TASK GOAL.
Find the lines that hold the word "JSON" and return them.

=== RECORDS FOR THE TASK ===

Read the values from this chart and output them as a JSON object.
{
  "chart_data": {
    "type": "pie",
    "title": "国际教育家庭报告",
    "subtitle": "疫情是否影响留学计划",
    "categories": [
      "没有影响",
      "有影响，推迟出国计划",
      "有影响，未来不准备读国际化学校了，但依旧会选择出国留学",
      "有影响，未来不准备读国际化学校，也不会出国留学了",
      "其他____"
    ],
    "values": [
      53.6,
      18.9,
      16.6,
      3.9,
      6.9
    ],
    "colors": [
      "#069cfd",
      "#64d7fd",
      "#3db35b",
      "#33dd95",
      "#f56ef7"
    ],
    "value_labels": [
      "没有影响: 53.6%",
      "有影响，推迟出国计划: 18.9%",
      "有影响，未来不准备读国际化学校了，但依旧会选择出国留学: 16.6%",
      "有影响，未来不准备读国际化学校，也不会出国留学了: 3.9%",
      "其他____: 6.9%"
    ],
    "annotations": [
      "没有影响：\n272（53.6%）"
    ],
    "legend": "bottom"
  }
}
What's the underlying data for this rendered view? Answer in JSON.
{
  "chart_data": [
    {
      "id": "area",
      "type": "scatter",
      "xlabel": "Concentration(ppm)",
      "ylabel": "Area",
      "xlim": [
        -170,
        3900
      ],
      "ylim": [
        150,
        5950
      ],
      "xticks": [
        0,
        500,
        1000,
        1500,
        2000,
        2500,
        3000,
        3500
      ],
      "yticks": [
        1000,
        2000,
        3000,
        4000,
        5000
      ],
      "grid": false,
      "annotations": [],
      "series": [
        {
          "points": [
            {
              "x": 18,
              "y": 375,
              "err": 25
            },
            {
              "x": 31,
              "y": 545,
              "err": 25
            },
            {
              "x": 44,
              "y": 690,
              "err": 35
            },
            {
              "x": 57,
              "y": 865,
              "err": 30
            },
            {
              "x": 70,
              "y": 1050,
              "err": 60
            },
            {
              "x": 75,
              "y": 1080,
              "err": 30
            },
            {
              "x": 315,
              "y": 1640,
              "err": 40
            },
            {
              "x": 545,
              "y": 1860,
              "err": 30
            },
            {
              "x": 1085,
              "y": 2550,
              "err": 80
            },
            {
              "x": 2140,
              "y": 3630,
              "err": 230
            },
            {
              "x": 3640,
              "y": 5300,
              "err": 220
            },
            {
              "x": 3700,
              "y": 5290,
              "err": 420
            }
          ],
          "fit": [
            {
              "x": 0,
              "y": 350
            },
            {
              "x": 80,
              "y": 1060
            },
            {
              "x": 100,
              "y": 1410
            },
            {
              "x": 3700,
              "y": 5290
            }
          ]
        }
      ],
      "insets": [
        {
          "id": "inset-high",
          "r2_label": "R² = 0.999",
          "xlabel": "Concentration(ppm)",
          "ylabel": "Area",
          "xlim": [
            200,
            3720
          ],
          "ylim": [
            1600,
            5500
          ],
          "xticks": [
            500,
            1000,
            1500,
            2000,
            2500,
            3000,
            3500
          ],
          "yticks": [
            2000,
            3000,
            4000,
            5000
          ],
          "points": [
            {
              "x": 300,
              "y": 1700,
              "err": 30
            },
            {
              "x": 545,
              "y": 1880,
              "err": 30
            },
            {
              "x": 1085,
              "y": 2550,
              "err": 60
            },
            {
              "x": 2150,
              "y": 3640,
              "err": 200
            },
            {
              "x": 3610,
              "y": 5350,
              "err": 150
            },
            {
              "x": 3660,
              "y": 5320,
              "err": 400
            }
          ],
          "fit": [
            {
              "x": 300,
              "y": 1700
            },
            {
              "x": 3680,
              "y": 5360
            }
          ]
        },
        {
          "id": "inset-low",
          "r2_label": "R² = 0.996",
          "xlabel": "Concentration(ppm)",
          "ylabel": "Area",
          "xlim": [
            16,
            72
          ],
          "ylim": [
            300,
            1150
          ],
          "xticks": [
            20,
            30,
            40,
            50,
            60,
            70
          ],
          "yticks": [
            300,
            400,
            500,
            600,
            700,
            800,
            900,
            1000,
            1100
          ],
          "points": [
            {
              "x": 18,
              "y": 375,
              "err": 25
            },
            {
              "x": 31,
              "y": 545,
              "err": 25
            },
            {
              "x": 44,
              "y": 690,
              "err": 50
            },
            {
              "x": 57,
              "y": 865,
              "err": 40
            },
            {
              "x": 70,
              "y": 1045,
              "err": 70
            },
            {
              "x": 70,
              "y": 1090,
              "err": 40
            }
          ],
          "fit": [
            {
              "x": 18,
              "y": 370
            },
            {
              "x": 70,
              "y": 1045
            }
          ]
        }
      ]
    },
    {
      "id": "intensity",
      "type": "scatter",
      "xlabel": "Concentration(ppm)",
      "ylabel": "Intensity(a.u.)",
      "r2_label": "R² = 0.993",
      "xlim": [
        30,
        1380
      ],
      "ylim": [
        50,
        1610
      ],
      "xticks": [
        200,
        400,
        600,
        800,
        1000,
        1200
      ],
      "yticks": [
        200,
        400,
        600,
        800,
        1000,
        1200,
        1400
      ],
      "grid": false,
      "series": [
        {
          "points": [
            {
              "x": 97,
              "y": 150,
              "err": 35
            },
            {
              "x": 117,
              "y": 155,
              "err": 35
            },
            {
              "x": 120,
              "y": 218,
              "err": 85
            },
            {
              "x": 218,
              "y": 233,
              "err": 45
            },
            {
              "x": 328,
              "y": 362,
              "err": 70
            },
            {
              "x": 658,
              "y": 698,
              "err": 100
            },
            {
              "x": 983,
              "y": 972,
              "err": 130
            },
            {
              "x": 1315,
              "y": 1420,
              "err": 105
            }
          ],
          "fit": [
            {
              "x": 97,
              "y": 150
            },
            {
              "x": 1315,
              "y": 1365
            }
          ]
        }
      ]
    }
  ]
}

===

ANSWER TO THIS PROBLEM.
Read the values from this chart and output them as a JSON object.
What's the underlying data for this rendered view? Answer in JSON.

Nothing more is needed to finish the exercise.